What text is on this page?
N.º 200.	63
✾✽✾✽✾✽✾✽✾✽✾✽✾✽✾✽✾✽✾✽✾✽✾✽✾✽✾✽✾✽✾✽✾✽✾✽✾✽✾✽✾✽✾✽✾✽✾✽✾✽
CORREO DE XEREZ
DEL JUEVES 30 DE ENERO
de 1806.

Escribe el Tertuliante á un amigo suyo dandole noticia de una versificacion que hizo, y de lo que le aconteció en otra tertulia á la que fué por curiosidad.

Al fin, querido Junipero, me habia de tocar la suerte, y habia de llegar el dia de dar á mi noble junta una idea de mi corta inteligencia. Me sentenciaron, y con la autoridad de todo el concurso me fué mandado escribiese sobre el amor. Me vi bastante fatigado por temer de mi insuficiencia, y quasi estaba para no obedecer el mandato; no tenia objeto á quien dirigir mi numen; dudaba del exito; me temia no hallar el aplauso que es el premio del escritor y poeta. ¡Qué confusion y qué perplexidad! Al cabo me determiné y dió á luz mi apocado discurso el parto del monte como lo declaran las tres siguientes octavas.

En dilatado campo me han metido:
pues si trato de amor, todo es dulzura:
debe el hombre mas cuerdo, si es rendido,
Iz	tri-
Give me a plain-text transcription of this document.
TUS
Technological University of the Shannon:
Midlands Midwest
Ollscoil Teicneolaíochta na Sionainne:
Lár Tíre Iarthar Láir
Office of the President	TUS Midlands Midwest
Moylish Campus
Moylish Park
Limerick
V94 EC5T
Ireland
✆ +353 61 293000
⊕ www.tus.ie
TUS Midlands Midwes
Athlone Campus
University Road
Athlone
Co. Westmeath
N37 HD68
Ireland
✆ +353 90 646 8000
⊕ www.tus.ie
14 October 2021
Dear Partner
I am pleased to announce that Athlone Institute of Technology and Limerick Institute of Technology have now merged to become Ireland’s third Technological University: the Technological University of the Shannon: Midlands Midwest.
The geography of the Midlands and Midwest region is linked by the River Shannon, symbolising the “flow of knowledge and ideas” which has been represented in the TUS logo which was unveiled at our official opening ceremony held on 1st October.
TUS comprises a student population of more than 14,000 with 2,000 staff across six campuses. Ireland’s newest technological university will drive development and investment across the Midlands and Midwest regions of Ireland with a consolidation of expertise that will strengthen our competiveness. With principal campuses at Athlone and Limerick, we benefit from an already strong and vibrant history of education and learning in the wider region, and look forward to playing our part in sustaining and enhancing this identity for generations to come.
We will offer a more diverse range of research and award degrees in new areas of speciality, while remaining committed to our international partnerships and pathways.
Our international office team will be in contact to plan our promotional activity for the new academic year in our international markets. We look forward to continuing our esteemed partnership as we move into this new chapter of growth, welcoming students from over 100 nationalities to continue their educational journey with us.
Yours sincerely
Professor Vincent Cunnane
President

:::::

Each line of the material should be echoed exactly.

Task output:
What text is on this page?
N.º 200.	63
✾✽✾✽✾✽✾✽✾✽✾✽✾✽✾✽✾✽✾✽✾✽✾✽✾✽✾✽✾✽✾✽✾✽✾✽✾✽✾✽✾✽✾✽✾✽✾✽✾✽
CORREO DE XEREZ
DEL JUEVES 30 DE ENERO
de 1806.

Escribe el Tertuliante á un amigo suyo dandole noticia de una versificacion que hizo, y de lo que le aconteció en otra tertulia á la que fué por curiosidad.

Al fin, querido Junipero, me habia de tocar la suerte, y habia de llegar el dia de dar á mi noble junta una idea de mi corta inteligencia. Me sentenciaron, y con la autoridad de todo el concurso me fué mandado escribiese sobre el amor. Me vi bastante fatigado por temer de mi insuficiencia, y quasi estaba para no obedecer el mandato; no tenia objeto á quien dirigir mi numen; dudaba del exito; me temia no hallar el aplauso que es el premio del escritor y poeta. ¡Qué confusion y qué perplexidad! Al cabo me determiné y dió á luz mi apocado discurso el parto del monte como lo declaran las tres siguientes octavas.

En dilatado campo me han metido:
pues si trato de amor, todo es dulzura:
debe el hombre mas cuerdo, si es rendido,
Iz	tri-
Give me a plain-text transcription of this document.
TUS
Technological University of the Shannon:
Midlands Midwest
Ollscoil Teicneolaíochta na Sionainne:
Lár Tíre Iarthar Láir
Office of the President	TUS Midlands Midwest
Moylish Campus
Moylish Park
Limerick
V94 EC5T
Ireland
✆ +353 61 293000
⊕ www.tus.ie
TUS Midlands Midwes
Athlone Campus
University Road
Athlone
Co. Westmeath
N37 HD68
Ireland
✆ +353 90 646 8000
⊕ www.tus.ie
14 October 2021
Dear Partner
I am pleased to announce that Athlone Institute of Technology and Limerick Institute of Technology have now merged to become Ireland’s third Technological University: the Technological University of the Shannon: Midlands Midwest.
The geography of the Midlands and Midwest region is linked by the River Shannon, symbolising the “flow of knowledge and ideas” which has been represented in the TUS logo which was unveiled at our official opening ceremony held on 1st October.
TUS comprises a student population of more than 14,000 with 2,000 staff across six campuses. Ireland’s newest technological university will drive development and investment across the Midlands and Midwest regions of Ireland with a consolidation of expertise that will strengthen our competiveness. With principal campuses at Athlone and Limerick, we benefit from an already strong and vibrant history of education and learning in the wider region, and look forward to playing our part in sustaining and enhancing this identity for generations to come.
We will offer a more diverse range of research and award degrees in new areas of speciality, while remaining committed to our international partnerships and pathways.
Our international office team will be in contact to plan our promotional activity for the new academic year in our international markets. We look forward to continuing our esteemed partnership as we move into this new chapter of growth, welcoming students from over 100 nationalities to continue their educational journey with us.
Yours sincerely
Professor Vincent Cunnane
President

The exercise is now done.